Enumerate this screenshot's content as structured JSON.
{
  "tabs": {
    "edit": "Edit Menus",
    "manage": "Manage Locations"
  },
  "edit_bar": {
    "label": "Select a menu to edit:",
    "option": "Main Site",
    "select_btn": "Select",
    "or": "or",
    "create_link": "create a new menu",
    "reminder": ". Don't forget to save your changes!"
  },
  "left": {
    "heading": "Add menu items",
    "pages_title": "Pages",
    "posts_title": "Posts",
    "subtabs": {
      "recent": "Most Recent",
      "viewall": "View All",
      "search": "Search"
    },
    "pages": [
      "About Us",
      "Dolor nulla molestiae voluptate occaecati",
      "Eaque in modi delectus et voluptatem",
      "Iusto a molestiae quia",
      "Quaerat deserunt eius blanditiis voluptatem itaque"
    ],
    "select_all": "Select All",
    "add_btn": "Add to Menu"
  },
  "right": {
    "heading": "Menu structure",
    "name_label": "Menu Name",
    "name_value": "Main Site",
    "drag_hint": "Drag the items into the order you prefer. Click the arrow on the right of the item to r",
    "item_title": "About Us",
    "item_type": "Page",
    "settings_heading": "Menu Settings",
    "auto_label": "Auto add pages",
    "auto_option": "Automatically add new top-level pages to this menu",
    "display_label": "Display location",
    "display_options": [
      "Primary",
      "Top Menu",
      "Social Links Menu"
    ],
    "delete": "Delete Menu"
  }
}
::::
> [What you will do]:
Produce an exact copy of all the records.

> [Complete answer]:
Enumerate this screenshot's content as structured JSON.
{
  "tabs": {
    "edit": "Edit Menus",
    "manage": "Manage Locations"
  },
  "edit_bar": {
    "label": "Select a menu to edit:",
    "option": "Main Site",
    "select_btn": "Select",
    "or": "or",
    "create_link": "create a new menu",
    "reminder": ". Don't forget to save your changes!"
  },
  "left": {
    "heading": "Add menu items",
    "pages_title": "Pages",
    "posts_title": "Posts",
    "subtabs": {
      "recent": "Most Recent",
      "viewall": "View All",
      "search": "Search"
    },
    "pages": [
      "About Us",
      "Dolor nulla molestiae voluptate occaecati",
      "Eaque in modi delectus et voluptatem",
      "Iusto a molestiae quia",
      "Quaerat deserunt eius blanditiis voluptatem itaque"
    ],
    "select_all": "Select All",
    "add_btn": "Add to Menu"
  },
  "right": {
    "heading": "Menu structure",
    "name_label": "Menu Name",
    "name_value": "Main Site",
    "drag_hint": "Drag the items into the order you prefer. Click the arrow on the right of the item to r",
    "item_title": "About Us",
    "item_type": "Page",
    "settings_heading": "Menu Settings",
    "auto_label": "Auto add pages",
    "auto_option": "Automatically add new top-level pages to this menu",
    "display_label": "Display location",
    "display_options": [
      "Primary",
      "Top Menu",
      "Social Links Menu"
    ],
    "delete": "Delete Menu"
  }
}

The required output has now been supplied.